**** DATA SUPPLIED

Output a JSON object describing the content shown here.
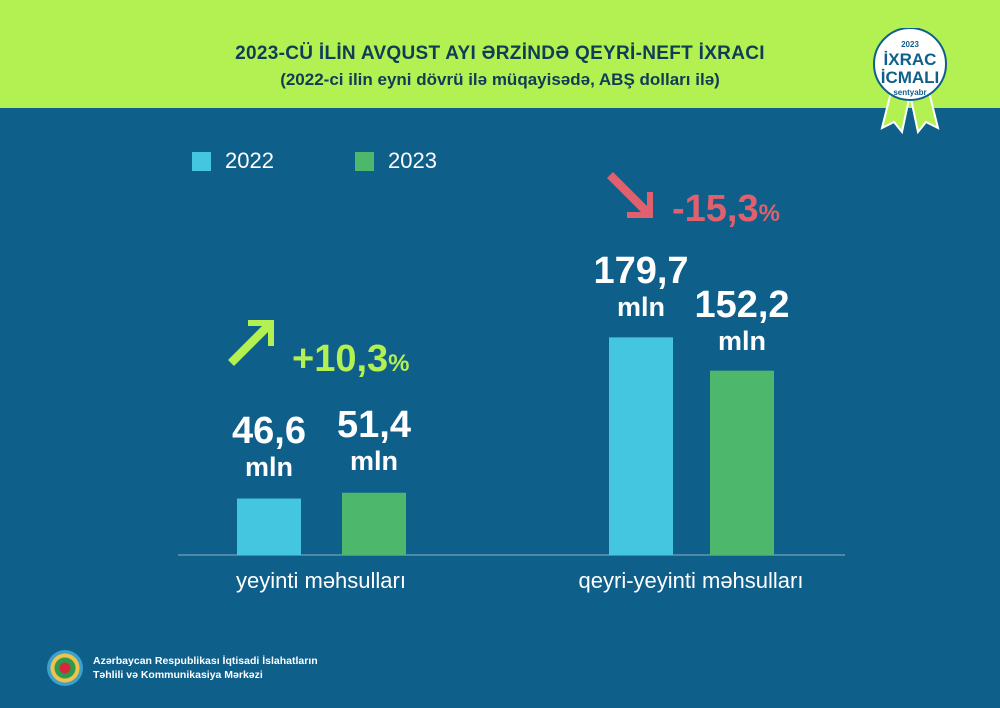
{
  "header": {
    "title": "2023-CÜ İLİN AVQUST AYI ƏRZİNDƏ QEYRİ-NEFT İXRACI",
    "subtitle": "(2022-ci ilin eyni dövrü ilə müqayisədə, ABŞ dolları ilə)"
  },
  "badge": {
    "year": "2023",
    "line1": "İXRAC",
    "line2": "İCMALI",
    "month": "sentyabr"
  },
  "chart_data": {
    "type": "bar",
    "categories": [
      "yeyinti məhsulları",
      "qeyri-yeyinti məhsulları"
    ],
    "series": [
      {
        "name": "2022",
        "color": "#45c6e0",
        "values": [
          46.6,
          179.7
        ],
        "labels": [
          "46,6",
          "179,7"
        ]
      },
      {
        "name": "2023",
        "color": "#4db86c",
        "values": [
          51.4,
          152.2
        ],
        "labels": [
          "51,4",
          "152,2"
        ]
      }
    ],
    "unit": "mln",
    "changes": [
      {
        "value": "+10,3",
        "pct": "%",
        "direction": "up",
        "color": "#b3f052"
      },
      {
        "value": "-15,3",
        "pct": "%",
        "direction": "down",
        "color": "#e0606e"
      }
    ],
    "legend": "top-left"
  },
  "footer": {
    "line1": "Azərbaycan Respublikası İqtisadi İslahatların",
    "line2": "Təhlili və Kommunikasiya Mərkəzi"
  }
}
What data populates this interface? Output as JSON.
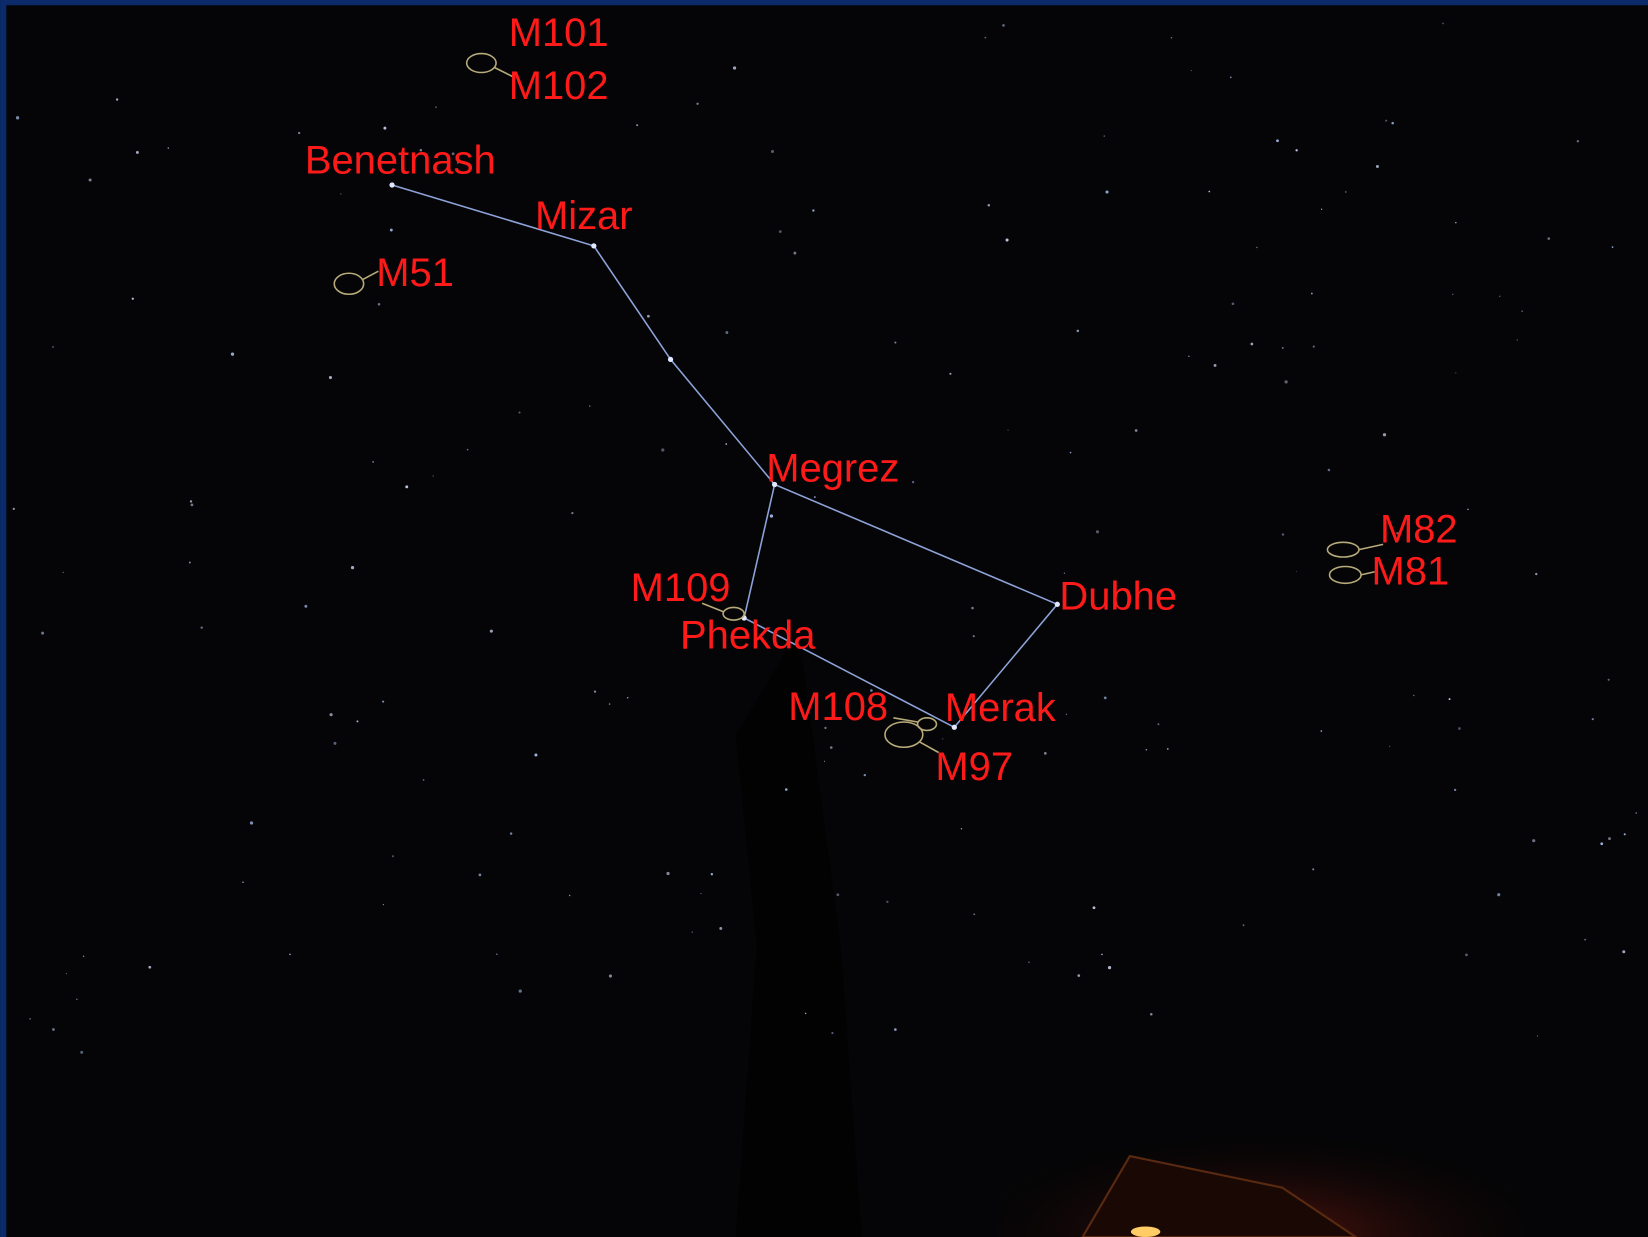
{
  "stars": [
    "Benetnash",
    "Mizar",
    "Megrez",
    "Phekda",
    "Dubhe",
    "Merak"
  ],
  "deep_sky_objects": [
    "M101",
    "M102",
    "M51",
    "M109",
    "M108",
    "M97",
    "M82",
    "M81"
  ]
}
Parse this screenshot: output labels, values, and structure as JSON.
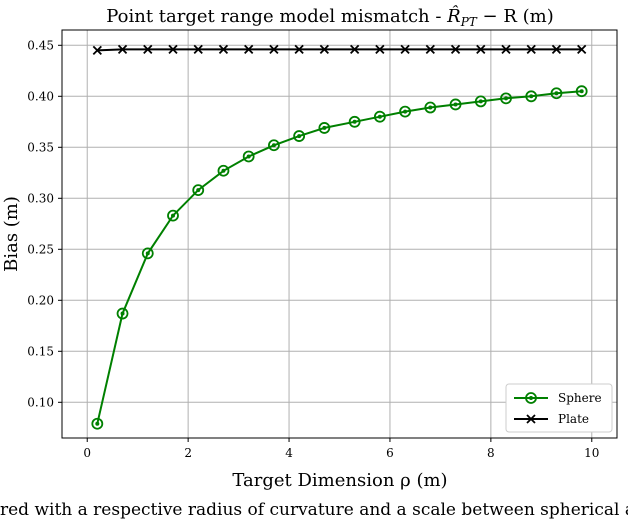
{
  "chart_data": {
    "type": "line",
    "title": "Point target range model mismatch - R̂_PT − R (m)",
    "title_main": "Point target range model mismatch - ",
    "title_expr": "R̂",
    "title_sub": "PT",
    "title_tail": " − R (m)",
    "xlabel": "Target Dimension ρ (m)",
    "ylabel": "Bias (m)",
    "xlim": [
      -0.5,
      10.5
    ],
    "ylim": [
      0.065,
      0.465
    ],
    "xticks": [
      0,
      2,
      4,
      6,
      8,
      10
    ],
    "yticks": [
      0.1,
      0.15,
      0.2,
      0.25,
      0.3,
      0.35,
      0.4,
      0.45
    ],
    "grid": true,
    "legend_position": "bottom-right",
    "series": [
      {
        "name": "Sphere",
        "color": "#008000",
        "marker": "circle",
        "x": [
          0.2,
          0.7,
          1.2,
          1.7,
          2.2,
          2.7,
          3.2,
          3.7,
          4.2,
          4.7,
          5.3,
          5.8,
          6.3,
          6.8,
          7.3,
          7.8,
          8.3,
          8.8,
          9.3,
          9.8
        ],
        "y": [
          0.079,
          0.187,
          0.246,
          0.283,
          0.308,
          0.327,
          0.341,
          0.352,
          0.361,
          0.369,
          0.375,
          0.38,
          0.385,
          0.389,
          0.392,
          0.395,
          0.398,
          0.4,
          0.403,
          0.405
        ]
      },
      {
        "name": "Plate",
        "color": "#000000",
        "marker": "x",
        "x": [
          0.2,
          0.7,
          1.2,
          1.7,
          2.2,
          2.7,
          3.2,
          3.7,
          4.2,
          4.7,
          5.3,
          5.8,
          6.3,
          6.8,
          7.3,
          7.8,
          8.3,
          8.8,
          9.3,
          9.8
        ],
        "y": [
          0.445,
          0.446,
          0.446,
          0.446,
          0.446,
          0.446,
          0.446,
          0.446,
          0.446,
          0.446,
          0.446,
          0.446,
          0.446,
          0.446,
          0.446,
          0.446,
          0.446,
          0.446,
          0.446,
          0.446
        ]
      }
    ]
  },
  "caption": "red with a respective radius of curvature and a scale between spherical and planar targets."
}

********

PROBLEM DESCRIPTION -
Copy out every line where the word "mismatch" occurs.

WORKED ANSWER -
    "title": "Point target range model mismatch - R̂_PT − R (m)",
    "title_main": "Point target range model mismatch - ",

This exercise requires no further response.